#### [Prompt]
Every line of the data that contains the string "jumlah" must be copied.

──────── Records shown ────────

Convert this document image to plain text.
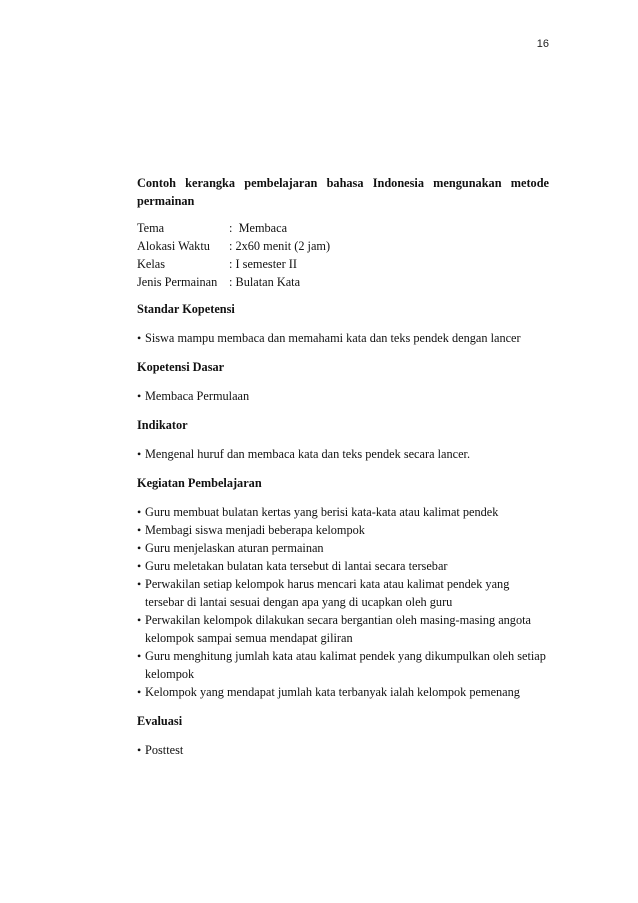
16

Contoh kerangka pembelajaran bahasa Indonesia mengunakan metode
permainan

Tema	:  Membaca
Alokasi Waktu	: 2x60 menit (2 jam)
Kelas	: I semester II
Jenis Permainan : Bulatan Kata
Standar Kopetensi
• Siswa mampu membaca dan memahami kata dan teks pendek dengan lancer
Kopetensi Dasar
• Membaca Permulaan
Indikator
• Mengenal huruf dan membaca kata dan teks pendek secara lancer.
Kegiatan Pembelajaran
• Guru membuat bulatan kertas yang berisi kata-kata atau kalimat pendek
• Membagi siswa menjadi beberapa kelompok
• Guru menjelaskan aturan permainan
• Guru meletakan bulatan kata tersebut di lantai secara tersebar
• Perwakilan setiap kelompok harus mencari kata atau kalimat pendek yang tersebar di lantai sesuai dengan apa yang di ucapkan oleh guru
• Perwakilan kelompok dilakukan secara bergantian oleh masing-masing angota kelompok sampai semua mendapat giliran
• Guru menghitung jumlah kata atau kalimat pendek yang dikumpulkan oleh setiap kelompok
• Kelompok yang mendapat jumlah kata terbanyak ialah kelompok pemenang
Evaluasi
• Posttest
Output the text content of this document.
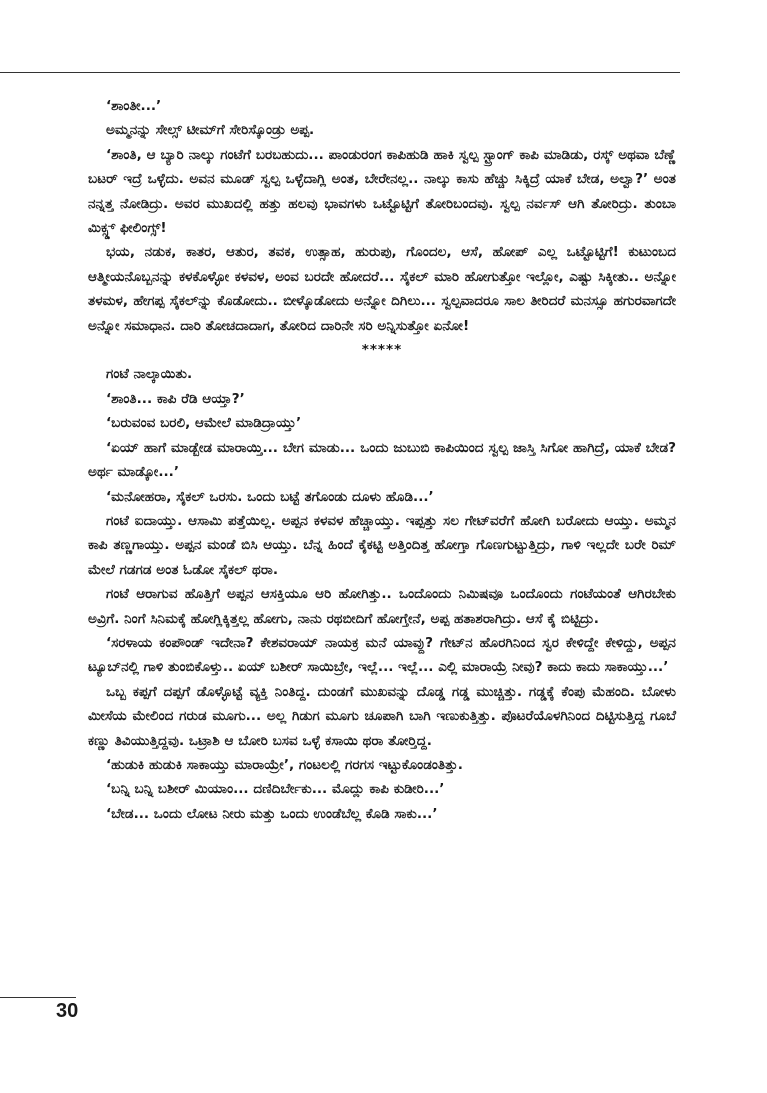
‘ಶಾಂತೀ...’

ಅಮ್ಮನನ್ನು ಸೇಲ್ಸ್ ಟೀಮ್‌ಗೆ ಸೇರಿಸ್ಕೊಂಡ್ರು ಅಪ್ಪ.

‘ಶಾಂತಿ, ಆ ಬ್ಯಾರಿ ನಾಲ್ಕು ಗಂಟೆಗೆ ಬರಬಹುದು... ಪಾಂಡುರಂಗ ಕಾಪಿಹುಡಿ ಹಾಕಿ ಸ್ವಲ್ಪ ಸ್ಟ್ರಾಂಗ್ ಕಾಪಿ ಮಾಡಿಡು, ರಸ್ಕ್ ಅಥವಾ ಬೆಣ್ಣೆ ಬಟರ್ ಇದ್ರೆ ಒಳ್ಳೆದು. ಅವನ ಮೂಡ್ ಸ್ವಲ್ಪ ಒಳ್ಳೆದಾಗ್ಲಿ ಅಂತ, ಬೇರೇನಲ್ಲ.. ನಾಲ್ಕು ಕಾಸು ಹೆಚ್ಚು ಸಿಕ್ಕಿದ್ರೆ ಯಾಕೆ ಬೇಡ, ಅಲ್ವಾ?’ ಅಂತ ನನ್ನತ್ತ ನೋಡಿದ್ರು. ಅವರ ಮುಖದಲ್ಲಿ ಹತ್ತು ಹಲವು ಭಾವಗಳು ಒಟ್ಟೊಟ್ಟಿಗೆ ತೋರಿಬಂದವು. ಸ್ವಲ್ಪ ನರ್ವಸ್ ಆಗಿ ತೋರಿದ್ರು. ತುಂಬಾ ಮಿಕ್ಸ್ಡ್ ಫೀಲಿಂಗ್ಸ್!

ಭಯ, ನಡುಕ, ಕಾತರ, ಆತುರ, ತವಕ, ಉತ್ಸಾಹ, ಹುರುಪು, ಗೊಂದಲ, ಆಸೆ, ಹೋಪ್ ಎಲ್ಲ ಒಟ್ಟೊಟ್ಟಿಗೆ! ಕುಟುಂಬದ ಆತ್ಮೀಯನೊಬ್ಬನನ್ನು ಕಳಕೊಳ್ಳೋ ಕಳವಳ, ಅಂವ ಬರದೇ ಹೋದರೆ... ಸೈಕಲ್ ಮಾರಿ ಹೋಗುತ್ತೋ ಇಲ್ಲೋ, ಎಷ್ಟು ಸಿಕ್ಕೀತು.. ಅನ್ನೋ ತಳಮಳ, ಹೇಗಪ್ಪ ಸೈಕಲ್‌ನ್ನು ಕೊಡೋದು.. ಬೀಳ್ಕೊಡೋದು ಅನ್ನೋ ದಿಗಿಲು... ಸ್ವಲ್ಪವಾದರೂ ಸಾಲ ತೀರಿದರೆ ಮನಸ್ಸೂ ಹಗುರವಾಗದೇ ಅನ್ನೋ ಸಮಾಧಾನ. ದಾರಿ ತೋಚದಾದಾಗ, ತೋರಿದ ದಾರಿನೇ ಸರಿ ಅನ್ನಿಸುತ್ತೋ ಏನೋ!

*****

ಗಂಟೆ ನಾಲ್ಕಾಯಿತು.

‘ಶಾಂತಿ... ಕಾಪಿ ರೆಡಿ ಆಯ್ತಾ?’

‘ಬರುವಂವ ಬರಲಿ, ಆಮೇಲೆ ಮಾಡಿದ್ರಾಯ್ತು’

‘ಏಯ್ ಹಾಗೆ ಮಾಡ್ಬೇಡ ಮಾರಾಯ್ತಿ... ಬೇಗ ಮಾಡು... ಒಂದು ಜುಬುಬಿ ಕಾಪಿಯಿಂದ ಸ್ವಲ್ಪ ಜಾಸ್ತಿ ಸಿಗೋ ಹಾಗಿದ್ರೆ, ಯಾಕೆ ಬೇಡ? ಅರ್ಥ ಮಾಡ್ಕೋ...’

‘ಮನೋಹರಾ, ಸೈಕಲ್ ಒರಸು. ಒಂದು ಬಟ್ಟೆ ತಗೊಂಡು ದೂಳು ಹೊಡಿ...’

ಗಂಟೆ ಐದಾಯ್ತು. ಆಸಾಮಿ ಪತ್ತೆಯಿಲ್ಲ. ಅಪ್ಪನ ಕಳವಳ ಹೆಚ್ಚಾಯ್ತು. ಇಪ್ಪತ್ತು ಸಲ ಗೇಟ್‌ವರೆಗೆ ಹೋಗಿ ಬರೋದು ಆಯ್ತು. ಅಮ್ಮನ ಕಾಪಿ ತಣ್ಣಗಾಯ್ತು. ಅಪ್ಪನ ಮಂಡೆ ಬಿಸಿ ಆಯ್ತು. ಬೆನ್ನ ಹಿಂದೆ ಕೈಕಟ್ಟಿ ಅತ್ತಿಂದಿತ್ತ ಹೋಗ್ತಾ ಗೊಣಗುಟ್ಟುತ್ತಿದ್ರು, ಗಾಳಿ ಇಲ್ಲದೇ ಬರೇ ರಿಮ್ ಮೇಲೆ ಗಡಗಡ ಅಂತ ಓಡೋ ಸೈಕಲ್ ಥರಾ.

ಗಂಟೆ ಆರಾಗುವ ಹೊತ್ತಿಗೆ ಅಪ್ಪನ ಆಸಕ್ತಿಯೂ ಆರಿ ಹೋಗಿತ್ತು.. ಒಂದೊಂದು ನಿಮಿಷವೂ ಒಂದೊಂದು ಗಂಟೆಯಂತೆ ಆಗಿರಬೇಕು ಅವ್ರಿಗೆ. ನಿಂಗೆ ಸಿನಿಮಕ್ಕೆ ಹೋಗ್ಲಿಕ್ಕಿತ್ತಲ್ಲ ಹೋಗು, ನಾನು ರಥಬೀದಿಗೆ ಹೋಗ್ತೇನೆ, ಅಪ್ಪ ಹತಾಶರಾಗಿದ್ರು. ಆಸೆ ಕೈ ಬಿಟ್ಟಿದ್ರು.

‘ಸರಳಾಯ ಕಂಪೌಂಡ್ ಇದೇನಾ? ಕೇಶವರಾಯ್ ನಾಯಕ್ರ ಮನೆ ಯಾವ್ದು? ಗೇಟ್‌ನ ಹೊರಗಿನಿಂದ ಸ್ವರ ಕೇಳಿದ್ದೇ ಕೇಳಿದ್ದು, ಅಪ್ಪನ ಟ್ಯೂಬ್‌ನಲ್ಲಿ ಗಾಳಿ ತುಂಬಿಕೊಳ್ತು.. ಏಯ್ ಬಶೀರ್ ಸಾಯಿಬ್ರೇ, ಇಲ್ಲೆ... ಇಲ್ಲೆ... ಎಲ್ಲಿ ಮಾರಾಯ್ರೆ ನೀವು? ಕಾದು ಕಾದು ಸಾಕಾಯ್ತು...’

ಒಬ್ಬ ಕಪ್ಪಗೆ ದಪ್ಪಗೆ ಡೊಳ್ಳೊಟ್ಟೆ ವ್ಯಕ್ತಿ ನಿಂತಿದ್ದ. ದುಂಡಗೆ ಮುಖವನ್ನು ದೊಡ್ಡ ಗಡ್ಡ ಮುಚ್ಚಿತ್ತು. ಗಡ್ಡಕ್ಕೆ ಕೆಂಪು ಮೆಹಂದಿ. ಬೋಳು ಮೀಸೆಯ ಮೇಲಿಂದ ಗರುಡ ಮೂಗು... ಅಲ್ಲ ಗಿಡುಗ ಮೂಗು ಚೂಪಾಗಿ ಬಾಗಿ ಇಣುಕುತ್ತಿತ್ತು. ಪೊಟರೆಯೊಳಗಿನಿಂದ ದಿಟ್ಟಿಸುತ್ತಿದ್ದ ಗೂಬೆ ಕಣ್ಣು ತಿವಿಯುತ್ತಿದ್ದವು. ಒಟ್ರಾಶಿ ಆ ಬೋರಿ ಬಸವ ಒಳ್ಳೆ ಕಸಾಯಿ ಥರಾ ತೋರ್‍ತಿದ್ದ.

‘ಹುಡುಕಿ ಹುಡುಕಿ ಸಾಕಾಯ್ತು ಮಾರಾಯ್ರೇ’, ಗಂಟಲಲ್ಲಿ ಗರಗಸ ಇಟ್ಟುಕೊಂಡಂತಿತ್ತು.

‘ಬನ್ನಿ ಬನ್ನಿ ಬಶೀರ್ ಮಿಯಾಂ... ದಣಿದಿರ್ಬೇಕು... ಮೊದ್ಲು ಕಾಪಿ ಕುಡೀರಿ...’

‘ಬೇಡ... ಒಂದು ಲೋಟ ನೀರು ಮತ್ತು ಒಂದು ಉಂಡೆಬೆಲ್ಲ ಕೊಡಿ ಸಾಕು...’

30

────────

#### [Expected answer]
• Guru menghitung jumlah kata atau kalimat pendek yang dikumpulkan oleh setiap kelompok
• Kelompok yang mendapat jumlah kata terbanyak ialah kelompok pemenang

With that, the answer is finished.